▶ _SHORT TASK_:
Count the lines that hold the string "Diode". Reply with the number alone.

▶ _RAW DATA_:
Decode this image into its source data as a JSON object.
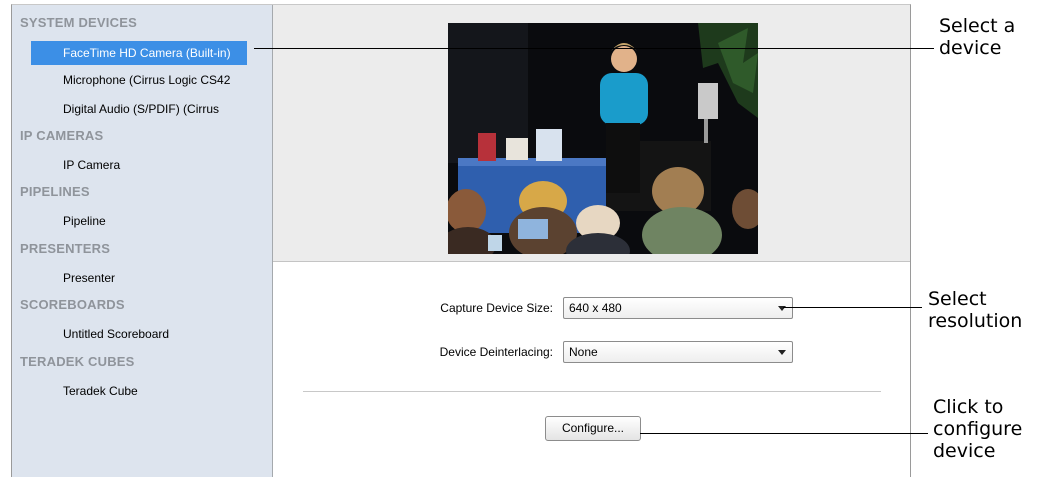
{
  "sidebar": {
    "groups": [
      {
        "title": "SYSTEM DEVICES",
        "items": [
          {
            "label": "FaceTime HD Camera (Built-in)",
            "selected": true
          },
          {
            "label": "Microphone (Cirrus Logic CS42"
          },
          {
            "label": "Digital Audio (S/PDIF) (Cirrus"
          }
        ]
      },
      {
        "title": "IP CAMERAS",
        "items": [
          {
            "label": "IP Camera"
          }
        ]
      },
      {
        "title": "PIPELINES",
        "items": [
          {
            "label": "Pipeline"
          }
        ]
      },
      {
        "title": "PRESENTERS",
        "items": [
          {
            "label": "Presenter"
          }
        ]
      },
      {
        "title": "SCOREBOARDS",
        "items": [
          {
            "label": "Untitled Scoreboard"
          }
        ]
      },
      {
        "title": "TERADEK CUBES",
        "items": [
          {
            "label": "Teradek Cube"
          }
        ]
      }
    ]
  },
  "settings": {
    "capture_size": {
      "label": "Capture Device Size:",
      "value": "640 x 480"
    },
    "deinterlacing": {
      "label": "Device Deinterlacing:",
      "value": "None"
    },
    "configure_label": "Configure..."
  },
  "callouts": {
    "select_device": [
      "Select a",
      "device"
    ],
    "select_resolution": [
      "Select",
      "resolution"
    ],
    "configure_device": [
      "Click to",
      "configure",
      "device"
    ]
  },
  "colors": {
    "selection": "#3c8fe6",
    "sidebar_bg": "#dde4ee",
    "group_header": "#8f949b"
  }
}
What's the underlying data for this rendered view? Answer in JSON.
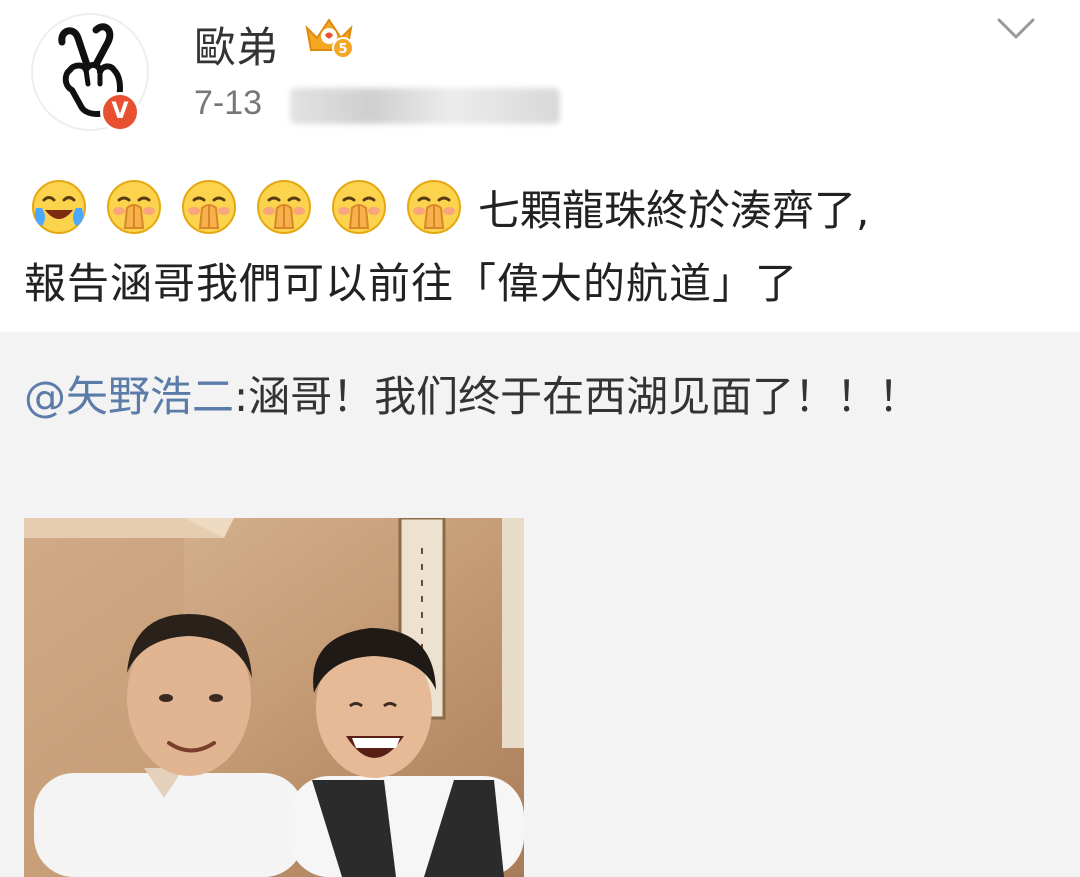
{
  "post": {
    "username": "歐弟",
    "timestamp": "7-13",
    "text_line1": "七顆龍珠終於湊齊了,",
    "text_line2": "報告涵哥我們可以前往「偉大的航道」了",
    "emojis": [
      "laughing-crying-emoji",
      "hand-over-mouth-emoji",
      "hand-over-mouth-emoji",
      "hand-over-mouth-emoji",
      "hand-over-mouth-emoji",
      "hand-over-mouth-emoji"
    ]
  },
  "badges": {
    "verified_mark": "V",
    "vip_level": "5"
  },
  "repost": {
    "mention": "@矢野浩二",
    "text": ":涵哥！我们终于在西湖见面了！！！"
  },
  "colors": {
    "mention": "#5b7ba8",
    "verified_badge": "#e8502f",
    "repost_background": "#f3f3f3"
  }
}
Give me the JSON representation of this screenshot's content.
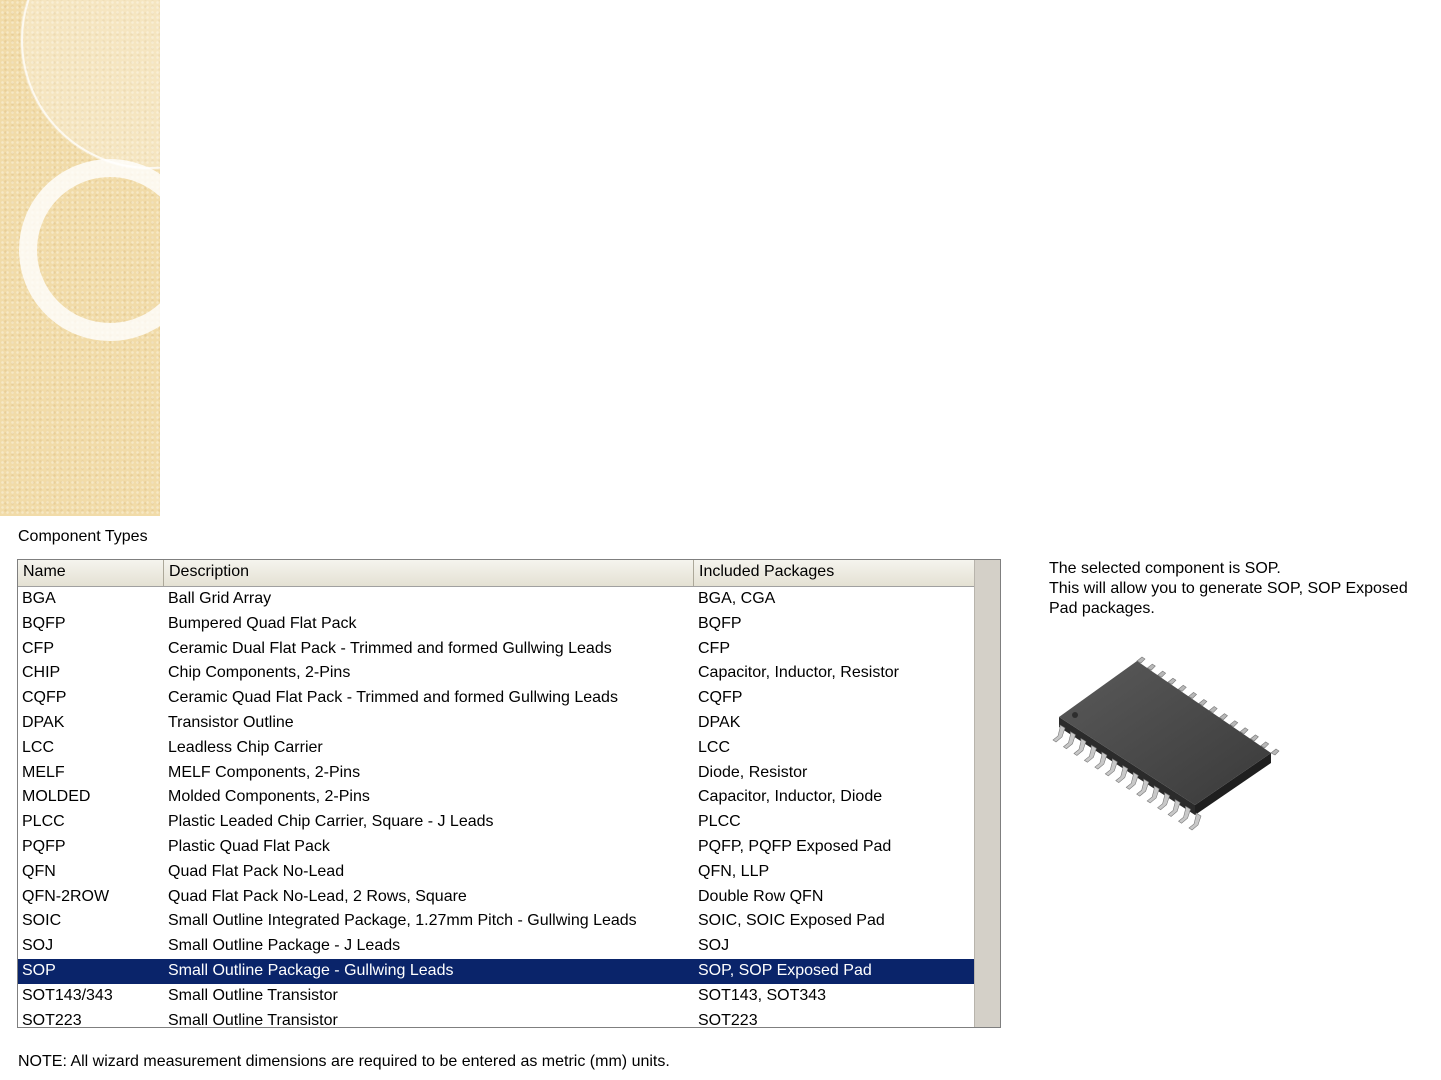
{
  "section_label": "Component Types",
  "table": {
    "columns": [
      "Name",
      "Description",
      "Included Packages"
    ],
    "rows": [
      [
        "BGA",
        "Ball Grid Array",
        "BGA, CGA"
      ],
      [
        "BQFP",
        "Bumpered Quad Flat Pack",
        "BQFP"
      ],
      [
        "CFP",
        "Ceramic Dual Flat Pack - Trimmed and formed Gullwing Leads",
        "CFP"
      ],
      [
        "CHIP",
        "Chip Components, 2-Pins",
        "Capacitor, Inductor, Resistor"
      ],
      [
        "CQFP",
        "Ceramic Quad Flat Pack - Trimmed and formed Gullwing Leads",
        "CQFP"
      ],
      [
        "DPAK",
        "Transistor Outline",
        "DPAK"
      ],
      [
        "LCC",
        "Leadless Chip Carrier",
        "LCC"
      ],
      [
        "MELF",
        "MELF Components, 2-Pins",
        "Diode, Resistor"
      ],
      [
        "MOLDED",
        "Molded Components, 2-Pins",
        "Capacitor, Inductor, Diode"
      ],
      [
        "PLCC",
        "Plastic Leaded Chip Carrier, Square - J Leads",
        "PLCC"
      ],
      [
        "PQFP",
        "Plastic Quad Flat Pack",
        "PQFP, PQFP Exposed Pad"
      ],
      [
        "QFN",
        "Quad Flat Pack No-Lead",
        "QFN, LLP"
      ],
      [
        "QFN-2ROW",
        "Quad Flat Pack No-Lead, 2 Rows, Square",
        "Double Row QFN"
      ],
      [
        "SOIC",
        "Small Outline Integrated Package, 1.27mm Pitch - Gullwing Leads",
        "SOIC, SOIC Exposed Pad"
      ],
      [
        "SOJ",
        "Small Outline Package - J Leads",
        "SOJ"
      ],
      [
        "SOP",
        "Small Outline Package - Gullwing Leads",
        "SOP, SOP Exposed Pad"
      ],
      [
        "SOT143/343",
        "Small Outline Transistor",
        "SOT143, SOT343"
      ],
      [
        "SOT223",
        "Small Outline Transistor",
        "SOT223"
      ]
    ],
    "selected_row": 15
  },
  "info": {
    "line1": "The selected component is SOP.",
    "line2": "This will allow you to generate SOP, SOP Exposed Pad packages."
  },
  "package_image": "sop-chip-image",
  "note": "NOTE: All wizard measurement dimensions are required to be entered as metric (mm) units.",
  "colors": {
    "selection": "#0a246a",
    "deco_background": "#f1dba8"
  }
}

▶ _RESPONSE TO THE TASK_:
2